[What the task asks]:
Without altering anything, output the material below.

[Records from a data collection]
....

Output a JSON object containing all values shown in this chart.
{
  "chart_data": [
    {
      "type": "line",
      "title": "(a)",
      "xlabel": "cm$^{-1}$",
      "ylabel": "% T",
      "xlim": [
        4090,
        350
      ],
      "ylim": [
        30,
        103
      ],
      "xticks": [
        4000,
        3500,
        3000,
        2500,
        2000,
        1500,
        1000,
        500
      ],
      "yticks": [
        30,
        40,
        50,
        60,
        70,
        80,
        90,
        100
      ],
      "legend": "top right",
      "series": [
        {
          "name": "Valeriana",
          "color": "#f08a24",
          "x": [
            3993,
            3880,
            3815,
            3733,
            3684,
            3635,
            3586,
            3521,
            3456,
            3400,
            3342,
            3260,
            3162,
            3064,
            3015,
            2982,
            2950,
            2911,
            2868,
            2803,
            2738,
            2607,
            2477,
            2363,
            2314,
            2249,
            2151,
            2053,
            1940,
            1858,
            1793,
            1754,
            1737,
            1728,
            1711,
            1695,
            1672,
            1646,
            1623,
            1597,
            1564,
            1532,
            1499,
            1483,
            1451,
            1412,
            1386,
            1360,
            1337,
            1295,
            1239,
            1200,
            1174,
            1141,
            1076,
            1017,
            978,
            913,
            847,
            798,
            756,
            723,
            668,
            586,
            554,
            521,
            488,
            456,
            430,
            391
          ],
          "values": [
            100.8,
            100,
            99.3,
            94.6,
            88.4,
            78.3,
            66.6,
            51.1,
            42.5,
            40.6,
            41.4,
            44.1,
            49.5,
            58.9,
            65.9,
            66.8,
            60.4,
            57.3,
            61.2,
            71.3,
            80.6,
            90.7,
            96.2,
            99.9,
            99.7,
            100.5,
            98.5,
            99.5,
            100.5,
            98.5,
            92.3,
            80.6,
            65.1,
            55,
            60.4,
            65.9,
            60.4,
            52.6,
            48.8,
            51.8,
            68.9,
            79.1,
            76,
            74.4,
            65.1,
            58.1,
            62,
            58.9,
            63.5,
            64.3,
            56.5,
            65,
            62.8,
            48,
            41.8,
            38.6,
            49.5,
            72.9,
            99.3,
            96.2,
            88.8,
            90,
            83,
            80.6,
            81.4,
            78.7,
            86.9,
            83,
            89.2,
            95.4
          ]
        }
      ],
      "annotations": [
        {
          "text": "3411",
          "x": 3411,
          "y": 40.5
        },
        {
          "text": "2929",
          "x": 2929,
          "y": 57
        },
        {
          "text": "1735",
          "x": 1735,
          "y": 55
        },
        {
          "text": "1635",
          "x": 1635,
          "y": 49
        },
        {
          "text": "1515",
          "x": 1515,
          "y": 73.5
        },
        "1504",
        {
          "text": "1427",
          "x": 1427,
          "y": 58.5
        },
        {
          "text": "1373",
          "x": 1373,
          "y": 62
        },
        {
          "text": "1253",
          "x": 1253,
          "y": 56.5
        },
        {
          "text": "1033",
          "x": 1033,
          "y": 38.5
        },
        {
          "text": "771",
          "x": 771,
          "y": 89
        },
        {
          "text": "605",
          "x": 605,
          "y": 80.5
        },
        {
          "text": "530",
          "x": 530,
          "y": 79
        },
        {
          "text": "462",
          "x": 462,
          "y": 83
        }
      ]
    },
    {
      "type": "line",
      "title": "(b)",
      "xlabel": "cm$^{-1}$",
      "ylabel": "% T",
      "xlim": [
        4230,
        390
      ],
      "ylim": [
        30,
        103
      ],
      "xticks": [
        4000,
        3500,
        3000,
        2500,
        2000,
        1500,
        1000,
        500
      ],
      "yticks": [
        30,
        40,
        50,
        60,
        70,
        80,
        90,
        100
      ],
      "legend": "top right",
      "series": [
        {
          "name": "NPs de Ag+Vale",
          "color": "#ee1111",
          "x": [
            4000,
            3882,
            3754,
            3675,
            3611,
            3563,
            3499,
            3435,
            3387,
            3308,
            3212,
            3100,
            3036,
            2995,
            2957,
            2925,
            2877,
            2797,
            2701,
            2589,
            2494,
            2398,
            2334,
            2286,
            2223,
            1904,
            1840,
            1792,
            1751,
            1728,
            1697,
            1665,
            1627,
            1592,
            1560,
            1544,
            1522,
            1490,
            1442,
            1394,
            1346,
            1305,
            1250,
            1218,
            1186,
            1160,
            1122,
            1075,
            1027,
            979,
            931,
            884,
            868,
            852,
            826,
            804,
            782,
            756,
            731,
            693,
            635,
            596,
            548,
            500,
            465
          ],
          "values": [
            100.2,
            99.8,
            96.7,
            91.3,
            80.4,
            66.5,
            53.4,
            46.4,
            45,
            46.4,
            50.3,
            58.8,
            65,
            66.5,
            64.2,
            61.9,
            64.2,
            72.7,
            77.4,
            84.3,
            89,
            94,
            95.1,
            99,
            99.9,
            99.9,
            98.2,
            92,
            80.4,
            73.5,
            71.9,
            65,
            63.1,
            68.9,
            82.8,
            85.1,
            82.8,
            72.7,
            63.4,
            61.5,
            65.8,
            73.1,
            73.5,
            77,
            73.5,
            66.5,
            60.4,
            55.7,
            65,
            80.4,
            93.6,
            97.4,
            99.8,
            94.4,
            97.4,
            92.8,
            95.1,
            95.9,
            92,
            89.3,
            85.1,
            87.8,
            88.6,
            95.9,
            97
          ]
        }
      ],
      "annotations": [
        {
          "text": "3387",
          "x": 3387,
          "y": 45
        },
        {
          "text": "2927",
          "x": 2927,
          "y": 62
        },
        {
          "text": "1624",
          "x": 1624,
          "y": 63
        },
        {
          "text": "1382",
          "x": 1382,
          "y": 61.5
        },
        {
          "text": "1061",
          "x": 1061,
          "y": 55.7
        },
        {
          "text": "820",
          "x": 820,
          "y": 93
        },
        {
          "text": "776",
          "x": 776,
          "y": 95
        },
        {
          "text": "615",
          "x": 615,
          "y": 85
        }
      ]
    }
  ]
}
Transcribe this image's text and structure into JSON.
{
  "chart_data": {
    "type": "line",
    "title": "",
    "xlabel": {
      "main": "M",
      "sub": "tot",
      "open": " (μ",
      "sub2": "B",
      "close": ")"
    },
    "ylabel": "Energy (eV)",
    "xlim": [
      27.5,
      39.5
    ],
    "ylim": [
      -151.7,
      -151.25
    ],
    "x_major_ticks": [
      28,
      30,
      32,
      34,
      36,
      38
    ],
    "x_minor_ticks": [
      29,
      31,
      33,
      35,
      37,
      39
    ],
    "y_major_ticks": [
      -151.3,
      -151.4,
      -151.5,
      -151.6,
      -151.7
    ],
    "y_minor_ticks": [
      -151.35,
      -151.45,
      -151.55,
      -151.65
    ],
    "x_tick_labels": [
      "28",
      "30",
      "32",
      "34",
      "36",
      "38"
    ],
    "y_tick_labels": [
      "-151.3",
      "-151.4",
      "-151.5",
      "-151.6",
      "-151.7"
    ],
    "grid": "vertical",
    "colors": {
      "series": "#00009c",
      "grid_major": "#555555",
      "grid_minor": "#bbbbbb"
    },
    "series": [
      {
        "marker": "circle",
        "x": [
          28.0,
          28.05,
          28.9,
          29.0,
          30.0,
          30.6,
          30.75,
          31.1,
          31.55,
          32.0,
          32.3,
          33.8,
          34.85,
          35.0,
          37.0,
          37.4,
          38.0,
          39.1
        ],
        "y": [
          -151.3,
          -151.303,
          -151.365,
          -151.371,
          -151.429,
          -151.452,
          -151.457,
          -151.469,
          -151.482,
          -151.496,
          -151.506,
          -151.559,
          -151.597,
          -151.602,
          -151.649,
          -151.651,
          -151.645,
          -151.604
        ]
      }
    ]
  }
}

....

[The answer]:
Output a JSON object containing all values shown in this chart.
{
  "chart_data": [
    {
      "type": "line",
      "title": "(a)",
      "xlabel": "cm$^{-1}$",
      "ylabel": "% T",
      "xlim": [
        4090,
        350
      ],
      "ylim": [
        30,
        103
      ],
      "xticks": [
        4000,
        3500,
        3000,
        2500,
        2000,
        1500,
        1000,
        500
      ],
      "yticks": [
        30,
        40,
        50,
        60,
        70,
        80,
        90,
        100
      ],
      "legend": "top right",
      "series": [
        {
          "name": "Valeriana",
          "color": "#f08a24",
          "x": [
            3993,
            3880,
            3815,
            3733,
            3684,
            3635,
            3586,
            3521,
            3456,
            3400,
            3342,
            3260,
            3162,
            3064,
            3015,
            2982,
            2950,
            2911,
            2868,
            2803,
            2738,
            2607,
            2477,
            2363,
            2314,
            2249,
            2151,
            2053,
            1940,
            1858,
            1793,
            1754,
            1737,
            1728,
            1711,
            1695,
            1672,
            1646,
            1623,
            1597,
            1564,
            1532,
            1499,
            1483,
            1451,
            1412,
            1386,
            1360,
            1337,
            1295,
            1239,
            1200,
            1174,
            1141,
            1076,
            1017,
            978,
            913,
            847,
            798,
            756,
            723,
            668,
            586,
            554,
            521,
            488,
            456,
            430,
            391
          ],
          "values": [
            100.8,
            100,
            99.3,
            94.6,
            88.4,
            78.3,
            66.6,
            51.1,
            42.5,
            40.6,
            41.4,
            44.1,
            49.5,
            58.9,
            65.9,
            66.8,
            60.4,
            57.3,
            61.2,
            71.3,
            80.6,
            90.7,
            96.2,
            99.9,
            99.7,
            100.5,
            98.5,
            99.5,
            100.5,
            98.5,
            92.3,
            80.6,
            65.1,
            55,
            60.4,
            65.9,
            60.4,
            52.6,
            48.8,
            51.8,
            68.9,
            79.1,
            76,
            74.4,
            65.1,
            58.1,
            62,
            58.9,
            63.5,
            64.3,
            56.5,
            65,
            62.8,
            48,
            41.8,
            38.6,
            49.5,
            72.9,
            99.3,
            96.2,
            88.8,
            90,
            83,
            80.6,
            81.4,
            78.7,
            86.9,
            83,
            89.2,
            95.4
          ]
        }
      ],
      "annotations": [
        {
          "text": "3411",
          "x": 3411,
          "y": 40.5
        },
        {
          "text": "2929",
          "x": 2929,
          "y": 57
        },
        {
          "text": "1735",
          "x": 1735,
          "y": 55
        },
        {
          "text": "1635",
          "x": 1635,
          "y": 49
        },
        {
          "text": "1515",
          "x": 1515,
          "y": 73.5
        },
        "1504",
        {
          "text": "1427",
          "x": 1427,
          "y": 58.5
        },
        {
          "text": "1373",
          "x": 1373,
          "y": 62
        },
        {
          "text": "1253",
          "x": 1253,
          "y": 56.5
        },
        {
          "text": "1033",
          "x": 1033,
          "y": 38.5
        },
        {
          "text": "771",
          "x": 771,
          "y": 89
        },
        {
          "text": "605",
          "x": 605,
          "y": 80.5
        },
        {
          "text": "530",
          "x": 530,
          "y": 79
        },
        {
          "text": "462",
          "x": 462,
          "y": 83
        }
      ]
    },
    {
      "type": "line",
      "title": "(b)",
      "xlabel": "cm$^{-1}$",
      "ylabel": "% T",
      "xlim": [
        4230,
        390
      ],
      "ylim": [
        30,
        103
      ],
      "xticks": [
        4000,
        3500,
        3000,
        2500,
        2000,
        1500,
        1000,
        500
      ],
      "yticks": [
        30,
        40,
        50,
        60,
        70,
        80,
        90,
        100
      ],
      "legend": "top right",
      "series": [
        {
          "name": "NPs de Ag+Vale",
          "color": "#ee1111",
          "x": [
            4000,
            3882,
            3754,
            3675,
            3611,
            3563,
            3499,
            3435,
            3387,
            3308,
            3212,
            3100,
            3036,
            2995,
            2957,
            2925,
            2877,
            2797,
            2701,
            2589,
            2494,
            2398,
            2334,
            2286,
            2223,
            1904,
            1840,
            1792,
            1751,
            1728,
            1697,
            1665,
            1627,
            1592,
            1560,
            1544,
            1522,
            1490,
            1442,
            1394,
            1346,
            1305,
            1250,
            1218,
            1186,
            1160,
            1122,
            1075,
            1027,
            979,
            931,
            884,
            868,
            852,
            826,
            804,
            782,
            756,
            731,
            693,
            635,
            596,
            548,
            500,
            465
          ],
          "values": [
            100.2,
            99.8,
            96.7,
            91.3,
            80.4,
            66.5,
            53.4,
            46.4,
            45,
            46.4,
            50.3,
            58.8,
            65,
            66.5,
            64.2,
            61.9,
            64.2,
            72.7,
            77.4,
            84.3,
            89,
            94,
            95.1,
            99,
            99.9,
            99.9,
            98.2,
            92,
            80.4,
            73.5,
            71.9,
            65,
            63.1,
            68.9,
            82.8,
            85.1,
            82.8,
            72.7,
            63.4,
            61.5,
            65.8,
            73.1,
            73.5,
            77,
            73.5,
            66.5,
            60.4,
            55.7,
            65,
            80.4,
            93.6,
            97.4,
            99.8,
            94.4,
            97.4,
            92.8,
            95.1,
            95.9,
            92,
            89.3,
            85.1,
            87.8,
            88.6,
            95.9,
            97
          ]
        }
      ],
      "annotations": [
        {
          "text": "3387",
          "x": 3387,
          "y": 45
        },
        {
          "text": "2927",
          "x": 2927,
          "y": 62
        },
        {
          "text": "1624",
          "x": 1624,
          "y": 63
        },
        {
          "text": "1382",
          "x": 1382,
          "y": 61.5
        },
        {
          "text": "1061",
          "x": 1061,
          "y": 55.7
        },
        {
          "text": "820",
          "x": 820,
          "y": 93
        },
        {
          "text": "776",
          "x": 776,
          "y": 95
        },
        {
          "text": "615",
          "x": 615,
          "y": 85
        }
      ]
    }
  ]
}
Transcribe this image's text and structure into JSON.
{
  "chart_data": {
    "type": "line",
    "title": "",
    "xlabel": {
      "main": "M",
      "sub": "tot",
      "open": " (μ",
      "sub2": "B",
      "close": ")"
    },
    "ylabel": "Energy (eV)",
    "xlim": [
      27.5,
      39.5
    ],
    "ylim": [
      -151.7,
      -151.25
    ],
    "x_major_ticks": [
      28,
      30,
      32,
      34,
      36,
      38
    ],
    "x_minor_ticks": [
      29,
      31,
      33,
      35,
      37,
      39
    ],
    "y_major_ticks": [
      -151.3,
      -151.4,
      -151.5,
      -151.6,
      -151.7
    ],
    "y_minor_ticks": [
      -151.35,
      -151.45,
      -151.55,
      -151.65
    ],
    "x_tick_labels": [
      "28",
      "30",
      "32",
      "34",
      "36",
      "38"
    ],
    "y_tick_labels": [
      "-151.3",
      "-151.4",
      "-151.5",
      "-151.6",
      "-151.7"
    ],
    "grid": "vertical",
    "colors": {
      "series": "#00009c",
      "grid_major": "#555555",
      "grid_minor": "#bbbbbb"
    },
    "series": [
      {
        "marker": "circle",
        "x": [
          28.0,
          28.05,
          28.9,
          29.0,
          30.0,
          30.6,
          30.75,
          31.1,
          31.55,
          32.0,
          32.3,
          33.8,
          34.85,
          35.0,
          37.0,
          37.4,
          38.0,
          39.1
        ],
        "y": [
          -151.3,
          -151.303,
          -151.365,
          -151.371,
          -151.429,
          -151.452,
          -151.457,
          -151.469,
          -151.482,
          -151.496,
          -151.506,
          -151.559,
          -151.597,
          -151.602,
          -151.649,
          -151.651,
          -151.645,
          -151.604
        ]
      }
    ]
  }
}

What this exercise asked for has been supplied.